[Stored data]
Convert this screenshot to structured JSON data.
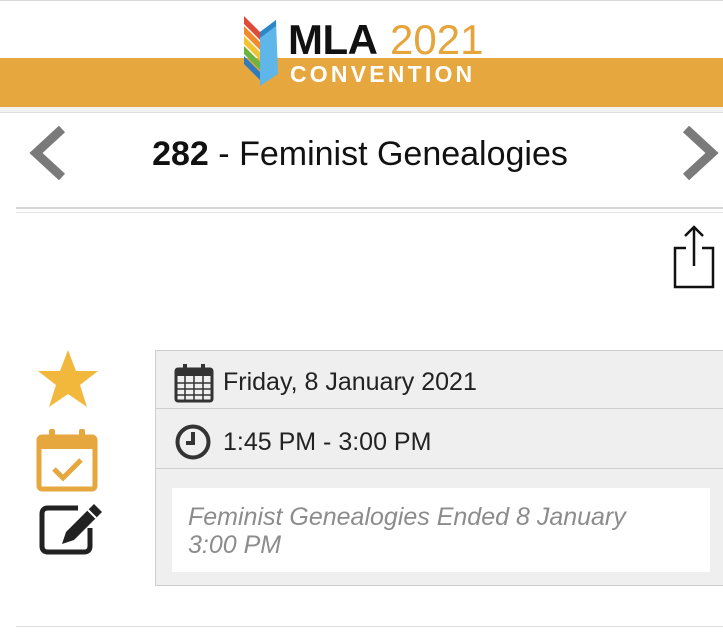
{
  "header": {
    "logo_mla": "MLA",
    "logo_year": "2021",
    "logo_convention": "CONVENTION",
    "brand_color": "#e5a73e"
  },
  "session": {
    "number": "282",
    "separator": " - ",
    "title": "Feminist Genealogies"
  },
  "details": {
    "date": "Friday, 8 January 2021",
    "time": "1:45 PM - 3:00 PM",
    "note_line1": "Feminist Genealogies Ended 8 January",
    "note_line2": "3:00 PM"
  },
  "icons": {
    "prev": "chevron-left-icon",
    "next": "chevron-right-icon",
    "share": "share-icon",
    "favorite": "star-icon",
    "schedule": "calendar-check-icon",
    "notes": "edit-icon",
    "date": "calendar-icon",
    "time": "clock-icon"
  },
  "colors": {
    "accent_orange": "#e5a73e",
    "star_yellow": "#f2b83b",
    "panel_bg": "#efefef",
    "nav_arrow": "#7a7a7a"
  }
}
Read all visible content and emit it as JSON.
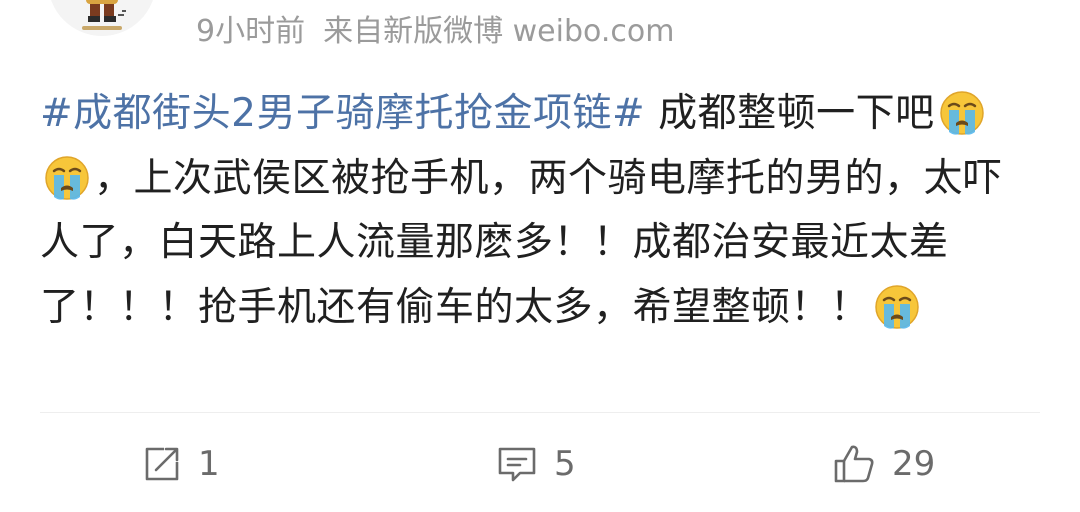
{
  "post": {
    "meta": {
      "time": "9小时前",
      "source": "来自新版微博 weibo.com"
    },
    "content": {
      "hashtag": "#成都街头2男子骑摩托抢金项链#",
      "text_1": " 成都整顿一下吧",
      "text_2": "，上次武侯区被抢手机，两个骑电摩托的男的，太吓人了，白天路上人流量那麽多！！成都治安最近太差了！！！抢手机还有偷车的太多，希望整顿！！",
      "emoji_name": "crying-face"
    },
    "actions": {
      "share_count": "1",
      "comment_count": "5",
      "like_count": "29"
    }
  },
  "icons": {
    "share": "share-icon",
    "comment": "comment-icon",
    "like": "thumbs-up-icon"
  },
  "colors": {
    "hashtag": "#4d72a6",
    "text": "#202020",
    "meta": "#9b9b9b",
    "action": "#6b6b6b"
  }
}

WORK INSTRUCTIONS>
Using the material above, return every line exactly as it appears, minus the pictures.

RESPONSE>
Convert this screenshot to structured JSON data.
{
  "header": {
    "logo_mla": "MLA",
    "logo_year": "2021",
    "logo_convention": "CONVENTION",
    "brand_color": "#e5a73e"
  },
  "session": {
    "number": "282",
    "separator": " - ",
    "title": "Feminist Genealogies"
  },
  "details": {
    "date": "Friday, 8 January 2021",
    "time": "1:45 PM - 3:00 PM",
    "note_line1": "Feminist Genealogies Ended 8 January",
    "note_line2": "3:00 PM"
  },
  "icons": {
    "prev": "chevron-left-icon",
    "next": "chevron-right-icon",
    "share": "share-icon",
    "favorite": "star-icon",
    "schedule": "calendar-check-icon",
    "notes": "edit-icon",
    "date": "calendar-icon",
    "time": "clock-icon"
  },
  "colors": {
    "accent_orange": "#e5a73e",
    "star_yellow": "#f2b83b",
    "panel_bg": "#efefef",
    "nav_arrow": "#7a7a7a"
  }
}
Read all visible content and emit it as JSON.
{
  "post": {
    "meta": {
      "time": "9小时前",
      "source": "来自新版微博 weibo.com"
    },
    "content": {
      "hashtag": "#成都街头2男子骑摩托抢金项链#",
      "text_1": " 成都整顿一下吧",
      "text_2": "，上次武侯区被抢手机，两个骑电摩托的男的，太吓人了，白天路上人流量那麽多！！成都治安最近太差了！！！抢手机还有偷车的太多，希望整顿！！",
      "emoji_name": "crying-face"
    },
    "actions": {
      "share_count": "1",
      "comment_count": "5",
      "like_count": "29"
    }
  },
  "icons": {
    "share": "share-icon",
    "comment": "comment-icon",
    "like": "thumbs-up-icon"
  },
  "colors": {
    "hashtag": "#4d72a6",
    "text": "#202020",
    "meta": "#9b9b9b",
    "action": "#6b6b6b"
  }
}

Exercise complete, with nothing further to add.